* [Exercise aim] Below are some records. How many of their lines contain the string "forms"? Give the number only.

# start of Dataset records

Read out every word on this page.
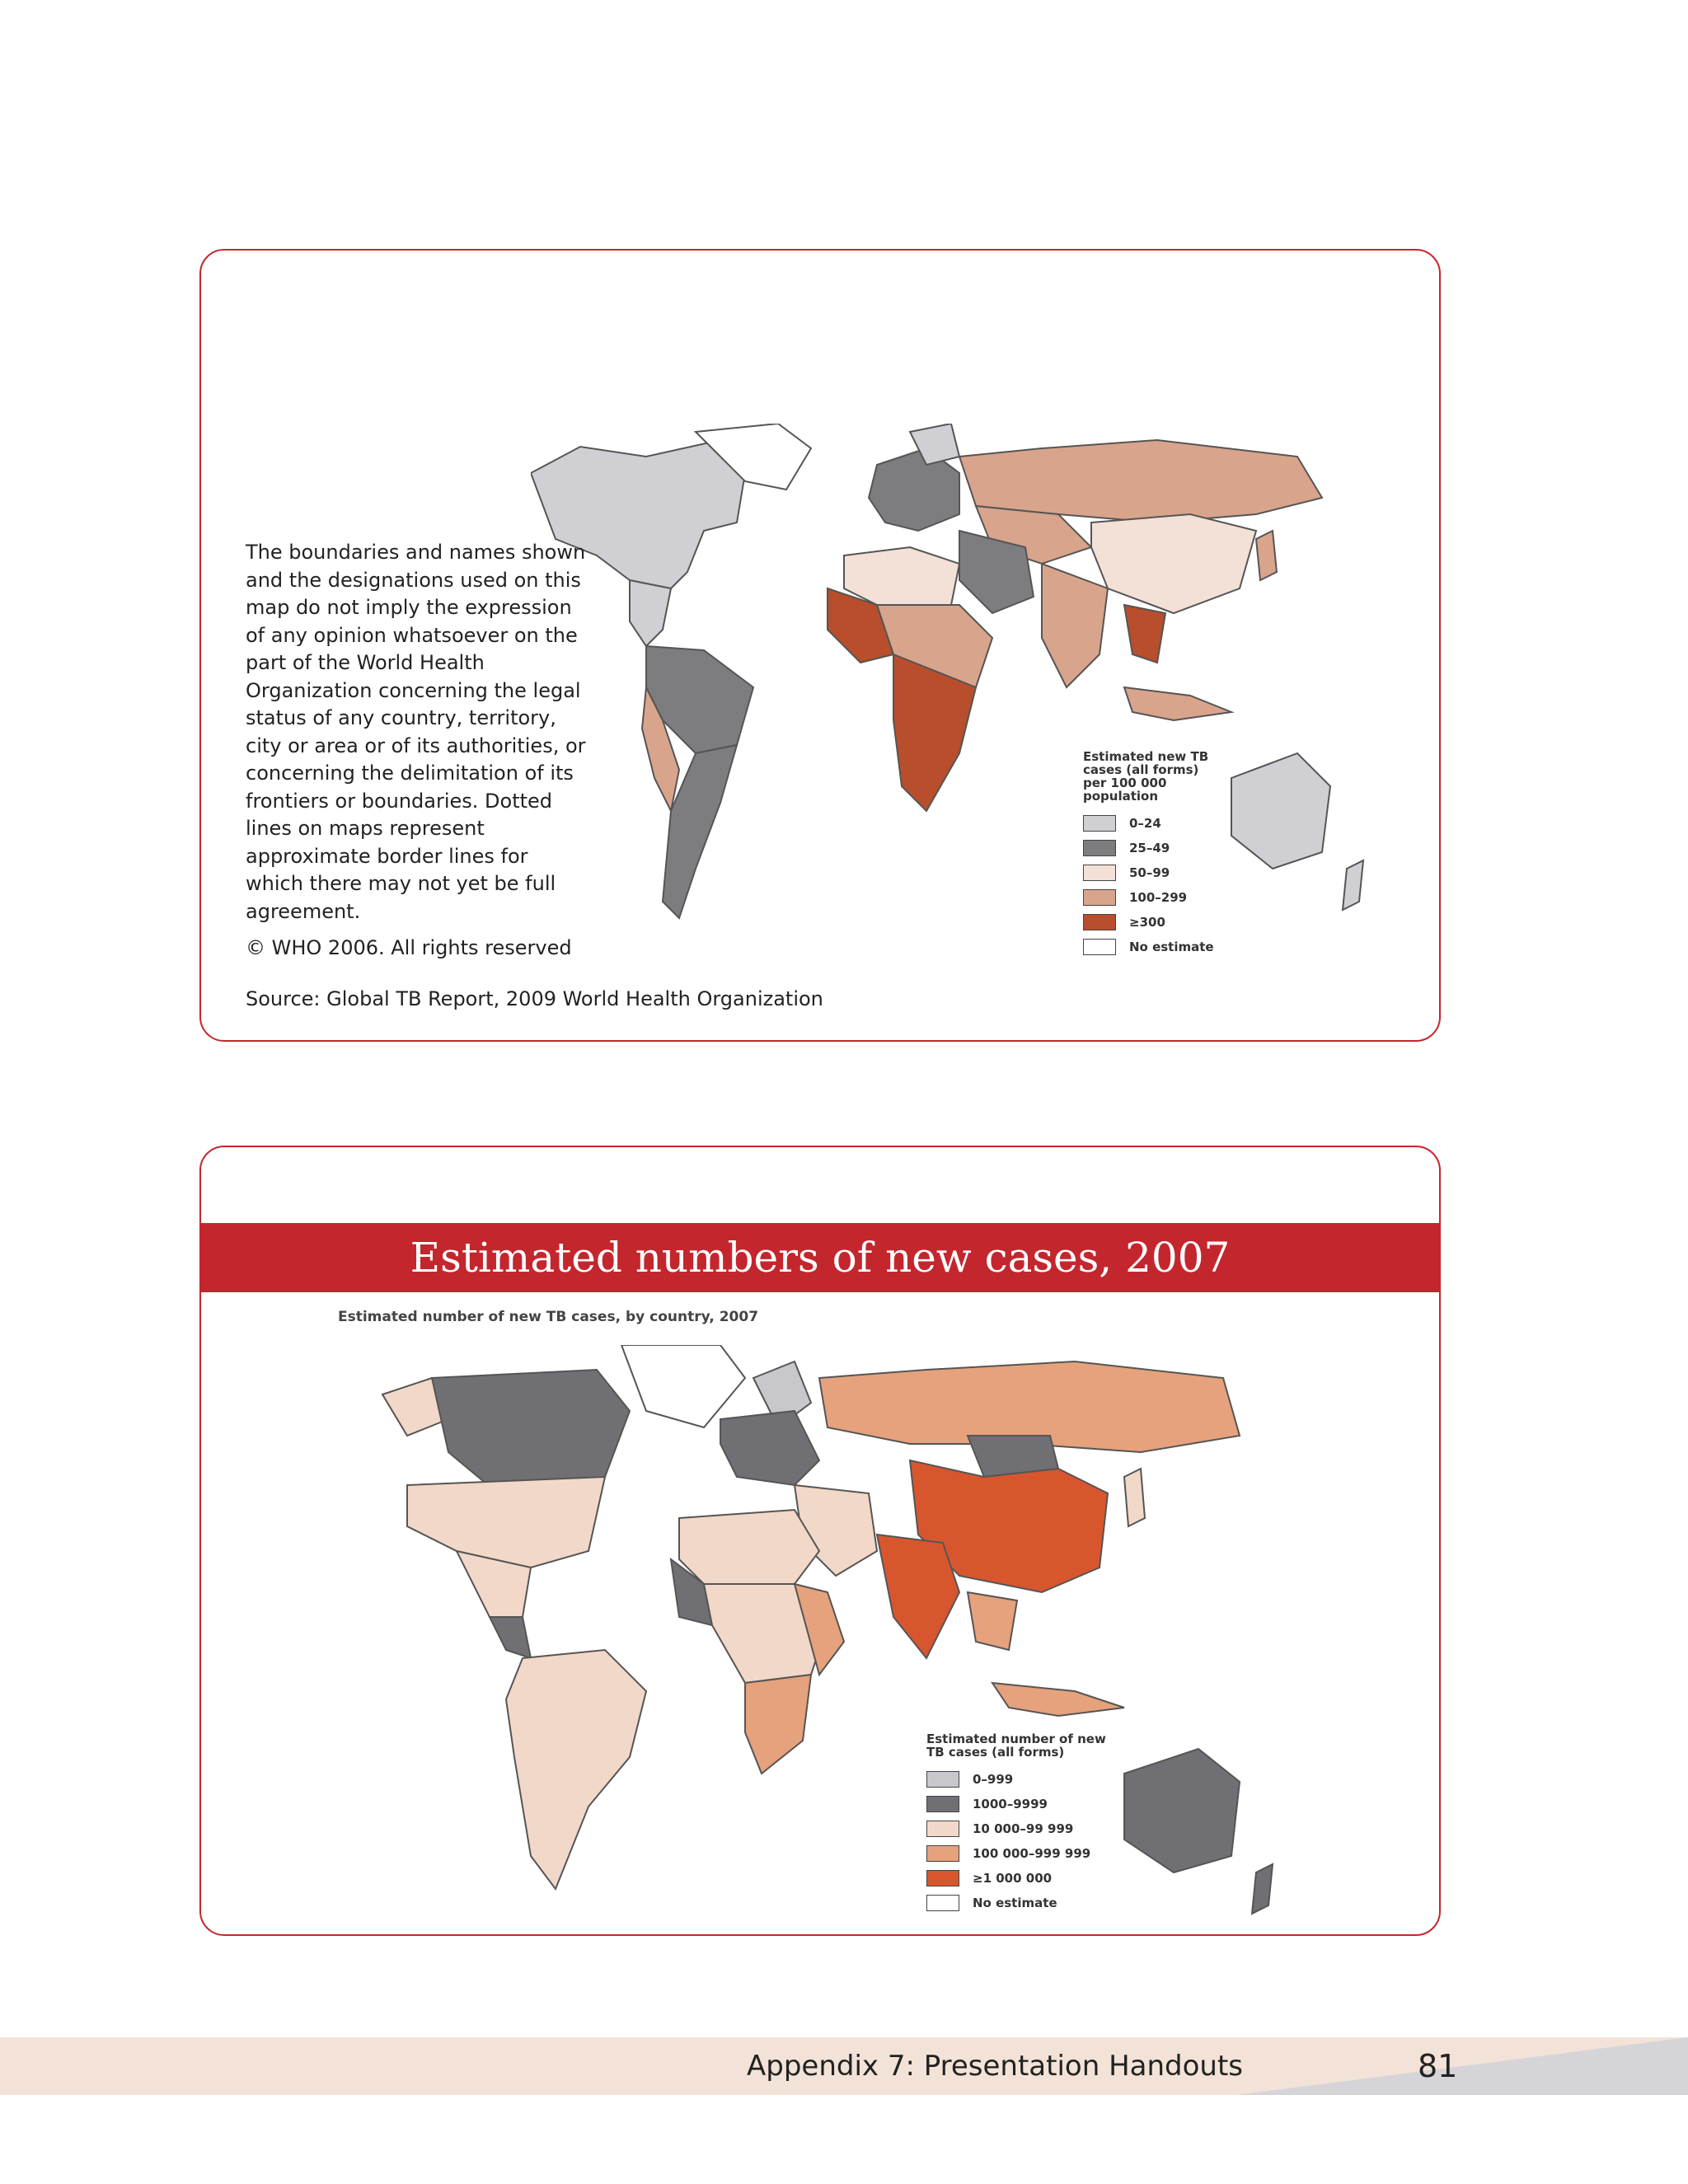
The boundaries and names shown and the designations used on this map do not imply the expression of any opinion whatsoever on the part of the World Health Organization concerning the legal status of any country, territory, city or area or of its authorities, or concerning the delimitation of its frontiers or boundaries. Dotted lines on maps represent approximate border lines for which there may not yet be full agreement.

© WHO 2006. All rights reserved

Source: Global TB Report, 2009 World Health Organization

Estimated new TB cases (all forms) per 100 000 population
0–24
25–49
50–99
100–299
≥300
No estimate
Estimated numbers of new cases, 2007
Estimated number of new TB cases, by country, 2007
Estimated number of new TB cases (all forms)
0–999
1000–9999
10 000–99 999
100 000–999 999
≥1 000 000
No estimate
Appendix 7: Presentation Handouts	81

# end of Dataset records
# start of Dataset records

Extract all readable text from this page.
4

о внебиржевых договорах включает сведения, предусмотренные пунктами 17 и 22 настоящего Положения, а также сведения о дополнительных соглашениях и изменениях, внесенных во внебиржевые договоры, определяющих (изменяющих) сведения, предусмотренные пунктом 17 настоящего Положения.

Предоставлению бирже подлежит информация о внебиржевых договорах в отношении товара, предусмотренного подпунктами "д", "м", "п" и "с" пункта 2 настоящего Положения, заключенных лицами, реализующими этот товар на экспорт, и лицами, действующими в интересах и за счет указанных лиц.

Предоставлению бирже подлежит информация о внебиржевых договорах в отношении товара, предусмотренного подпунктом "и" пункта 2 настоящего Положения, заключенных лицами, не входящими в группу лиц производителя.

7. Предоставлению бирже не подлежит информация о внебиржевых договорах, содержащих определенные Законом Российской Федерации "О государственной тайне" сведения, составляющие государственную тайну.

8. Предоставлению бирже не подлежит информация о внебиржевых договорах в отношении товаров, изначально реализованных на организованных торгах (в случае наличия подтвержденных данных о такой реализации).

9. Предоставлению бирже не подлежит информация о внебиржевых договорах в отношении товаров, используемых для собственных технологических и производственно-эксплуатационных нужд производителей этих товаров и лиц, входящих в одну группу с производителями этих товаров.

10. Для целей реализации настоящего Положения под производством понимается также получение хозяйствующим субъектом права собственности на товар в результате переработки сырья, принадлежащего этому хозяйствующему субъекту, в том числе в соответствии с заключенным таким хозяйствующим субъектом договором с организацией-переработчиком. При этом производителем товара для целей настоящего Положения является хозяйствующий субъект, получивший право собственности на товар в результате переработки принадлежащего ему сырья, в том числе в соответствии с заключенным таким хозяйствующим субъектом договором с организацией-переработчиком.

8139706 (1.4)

# end of Dataset records
# start of Dataset records

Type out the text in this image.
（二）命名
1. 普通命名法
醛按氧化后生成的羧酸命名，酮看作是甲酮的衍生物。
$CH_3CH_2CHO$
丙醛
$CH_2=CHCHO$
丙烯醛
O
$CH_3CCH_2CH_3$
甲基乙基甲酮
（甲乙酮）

# end of Dataset records

* [Complete output] 2